READING TEXT START

Step 3: Upload your XML file

Do it. I haven’t been able to get Firefox to recognise a file hosted locally on my machine.

Step 4: Tell your browser about your search engine

There are a couple of ways to test your engine. The first is to let your browser “discover” it. In the HTML of a test page on your site, add the following code inside the <head></head> tags. Customise it to point to where your XML is found.

<link rel="search" type="application/opensearchdescription+xml" title="Test Search" href="http://www.irishionary.com/scripts/browser_search.xml" />

Now *visit* that HTML page in your browser to “auto-discover” the tag you’ve included.

Add to Firefox

When viewing the HTML page that includes the <link> tag above, click the little highlighted arrow beside your default search engine in the search bar. It should look something like the following:

The little arrow gets highlighted when Firefox detects your search engine mentioned in the <link> tag.

The little arrow gets highlighted when Firefox detects your search engine mentioned in the tag.

When you click the arrow, you’ll see the list of installed search engine with the option to “Add” your own engine. If your engine hasn’t been listed, there’s something wrong with your <link> tag above. Once added, you can test your engine!

Add to Chrome

Google give instructions on how to add a detected engine to the browser.

Step 5: Test your search engine

In Firefox, select your engine from the list of search engines, and perform a search. Check out if it brings you to your site’s search results page. If you’ve gotten this far, get someone to pat you on the back. In fact, this may be one of your life’s biggest achievements. Well done.

Bonus step: Direct install link for your visitors

You’ll want to promote the search engine on your site to your visitors. It needs a little Javascript link to get this done:

<a
href="javascript:window.external.AddSearchProvider('http://www.irishionary.com/scripts/browser_search.xml');">Add
engine</a>

Customise the URL in there to point to your own XML file. Now visitors can install the search engine directly from your site.

READING TEXT END
RECORDS SHOWN START

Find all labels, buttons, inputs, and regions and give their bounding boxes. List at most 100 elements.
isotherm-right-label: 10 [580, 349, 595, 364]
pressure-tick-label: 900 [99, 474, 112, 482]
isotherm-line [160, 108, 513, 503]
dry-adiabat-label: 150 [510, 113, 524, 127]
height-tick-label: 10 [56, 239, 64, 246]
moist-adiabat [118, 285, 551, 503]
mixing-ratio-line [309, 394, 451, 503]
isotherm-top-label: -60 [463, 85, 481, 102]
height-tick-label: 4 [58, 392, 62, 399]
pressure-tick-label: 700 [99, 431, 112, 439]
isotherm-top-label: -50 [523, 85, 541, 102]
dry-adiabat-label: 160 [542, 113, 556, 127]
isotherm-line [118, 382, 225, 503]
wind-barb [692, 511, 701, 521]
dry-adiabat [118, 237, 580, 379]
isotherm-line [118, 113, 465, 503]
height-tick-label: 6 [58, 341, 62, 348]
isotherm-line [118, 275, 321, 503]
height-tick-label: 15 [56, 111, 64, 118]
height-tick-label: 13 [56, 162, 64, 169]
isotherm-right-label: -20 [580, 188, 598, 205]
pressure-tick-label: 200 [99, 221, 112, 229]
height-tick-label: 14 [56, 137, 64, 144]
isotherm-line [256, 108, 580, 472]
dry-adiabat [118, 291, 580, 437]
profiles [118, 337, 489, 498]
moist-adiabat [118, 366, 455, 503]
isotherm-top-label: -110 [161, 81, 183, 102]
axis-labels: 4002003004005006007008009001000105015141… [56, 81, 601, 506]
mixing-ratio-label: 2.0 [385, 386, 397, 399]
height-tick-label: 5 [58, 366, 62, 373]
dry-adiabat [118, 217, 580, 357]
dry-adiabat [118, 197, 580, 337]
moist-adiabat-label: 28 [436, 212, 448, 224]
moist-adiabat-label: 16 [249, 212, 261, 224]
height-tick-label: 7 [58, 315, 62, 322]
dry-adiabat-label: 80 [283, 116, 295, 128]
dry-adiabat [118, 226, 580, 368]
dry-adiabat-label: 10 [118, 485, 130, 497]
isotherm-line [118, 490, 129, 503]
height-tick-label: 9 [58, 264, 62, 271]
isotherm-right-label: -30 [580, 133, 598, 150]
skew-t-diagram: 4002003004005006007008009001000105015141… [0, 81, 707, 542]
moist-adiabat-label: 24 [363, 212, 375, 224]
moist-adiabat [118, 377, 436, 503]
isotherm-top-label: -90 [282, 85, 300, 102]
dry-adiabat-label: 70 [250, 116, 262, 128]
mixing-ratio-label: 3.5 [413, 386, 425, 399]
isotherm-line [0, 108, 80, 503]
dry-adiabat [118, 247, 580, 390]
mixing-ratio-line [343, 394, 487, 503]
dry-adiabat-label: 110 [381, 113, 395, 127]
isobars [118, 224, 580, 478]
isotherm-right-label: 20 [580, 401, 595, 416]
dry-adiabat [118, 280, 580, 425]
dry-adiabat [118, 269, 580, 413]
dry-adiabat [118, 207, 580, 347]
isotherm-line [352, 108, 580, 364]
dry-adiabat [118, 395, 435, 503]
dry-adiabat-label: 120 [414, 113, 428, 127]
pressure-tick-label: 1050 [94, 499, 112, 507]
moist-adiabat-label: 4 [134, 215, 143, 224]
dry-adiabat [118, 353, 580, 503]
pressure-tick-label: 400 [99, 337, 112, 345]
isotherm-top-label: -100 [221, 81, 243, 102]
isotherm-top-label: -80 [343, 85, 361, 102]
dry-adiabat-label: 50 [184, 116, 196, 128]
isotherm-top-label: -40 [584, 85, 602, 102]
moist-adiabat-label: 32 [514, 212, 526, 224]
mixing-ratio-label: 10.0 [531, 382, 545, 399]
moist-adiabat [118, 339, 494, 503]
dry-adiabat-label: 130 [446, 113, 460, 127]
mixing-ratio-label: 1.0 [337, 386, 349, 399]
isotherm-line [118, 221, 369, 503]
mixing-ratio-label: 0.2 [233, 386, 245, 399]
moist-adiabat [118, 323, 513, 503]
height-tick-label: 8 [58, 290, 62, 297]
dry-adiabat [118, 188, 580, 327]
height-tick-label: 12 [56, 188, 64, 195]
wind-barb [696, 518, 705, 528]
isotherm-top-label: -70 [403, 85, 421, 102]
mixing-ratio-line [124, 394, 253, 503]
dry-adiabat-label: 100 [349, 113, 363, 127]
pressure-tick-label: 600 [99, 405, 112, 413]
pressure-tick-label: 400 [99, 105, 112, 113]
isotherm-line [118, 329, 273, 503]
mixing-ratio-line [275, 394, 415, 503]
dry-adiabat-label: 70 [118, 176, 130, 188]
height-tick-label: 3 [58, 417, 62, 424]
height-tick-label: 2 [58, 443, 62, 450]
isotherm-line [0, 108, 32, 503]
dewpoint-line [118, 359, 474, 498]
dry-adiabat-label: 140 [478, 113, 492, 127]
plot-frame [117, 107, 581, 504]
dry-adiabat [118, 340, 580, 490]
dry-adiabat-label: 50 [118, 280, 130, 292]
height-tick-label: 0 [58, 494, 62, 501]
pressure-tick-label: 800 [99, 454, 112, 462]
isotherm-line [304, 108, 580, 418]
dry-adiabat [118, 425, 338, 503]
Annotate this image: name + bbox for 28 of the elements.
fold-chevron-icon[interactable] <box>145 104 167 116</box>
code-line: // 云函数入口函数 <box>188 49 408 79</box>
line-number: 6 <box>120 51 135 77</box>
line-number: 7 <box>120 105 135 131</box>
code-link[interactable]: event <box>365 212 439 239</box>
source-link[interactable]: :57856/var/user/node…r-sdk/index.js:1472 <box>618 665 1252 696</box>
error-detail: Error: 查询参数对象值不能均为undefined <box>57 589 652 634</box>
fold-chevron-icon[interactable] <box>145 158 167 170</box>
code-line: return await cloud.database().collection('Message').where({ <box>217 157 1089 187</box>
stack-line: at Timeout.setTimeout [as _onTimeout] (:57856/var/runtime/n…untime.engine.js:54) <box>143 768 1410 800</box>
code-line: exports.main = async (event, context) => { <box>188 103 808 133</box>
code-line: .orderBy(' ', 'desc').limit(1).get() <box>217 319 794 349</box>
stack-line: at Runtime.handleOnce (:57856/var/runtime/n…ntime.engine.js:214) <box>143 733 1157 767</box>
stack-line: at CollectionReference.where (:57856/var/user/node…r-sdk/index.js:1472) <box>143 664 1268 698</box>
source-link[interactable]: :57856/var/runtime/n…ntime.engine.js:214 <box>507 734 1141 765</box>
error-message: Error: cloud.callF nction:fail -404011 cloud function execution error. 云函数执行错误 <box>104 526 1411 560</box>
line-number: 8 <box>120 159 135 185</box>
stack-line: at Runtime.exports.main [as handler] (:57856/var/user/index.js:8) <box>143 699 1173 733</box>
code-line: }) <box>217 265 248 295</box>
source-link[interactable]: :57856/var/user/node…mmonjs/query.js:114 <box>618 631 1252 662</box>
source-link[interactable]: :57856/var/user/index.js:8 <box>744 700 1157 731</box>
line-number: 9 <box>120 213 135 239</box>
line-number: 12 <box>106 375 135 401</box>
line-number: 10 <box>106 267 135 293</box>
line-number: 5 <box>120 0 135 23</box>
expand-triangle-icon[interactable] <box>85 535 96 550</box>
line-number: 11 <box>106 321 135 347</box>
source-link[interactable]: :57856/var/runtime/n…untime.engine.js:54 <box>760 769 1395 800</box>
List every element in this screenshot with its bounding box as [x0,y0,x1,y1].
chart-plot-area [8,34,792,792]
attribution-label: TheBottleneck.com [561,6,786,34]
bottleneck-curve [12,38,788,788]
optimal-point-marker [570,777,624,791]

RECORDS SHOWN END

In the search engine setup steps, reproduce word for word everything from "Add to Firefox" down to "to the browser.".

» **OUTPUT BELOW**:
Add to Firefox

When viewing the HTML page that includes the <link> tag above, click the little highlighted arrow beside your default search engine in the search bar. It should look something like the following:

The little arrow gets highlighted when Firefox detects your search engine mentioned in the <link> tag.

The little arrow gets highlighted when Firefox detects your search engine mentioned in the tag.

When you click the arrow, you’ll see the list of installed search engine with the option to “Add” your own engine. If your engine hasn’t been listed, there’s something wrong with your <link> tag above. Once added, you can test your engine!

Add to Chrome

Google give instructions on how to add a detected engine to the browser.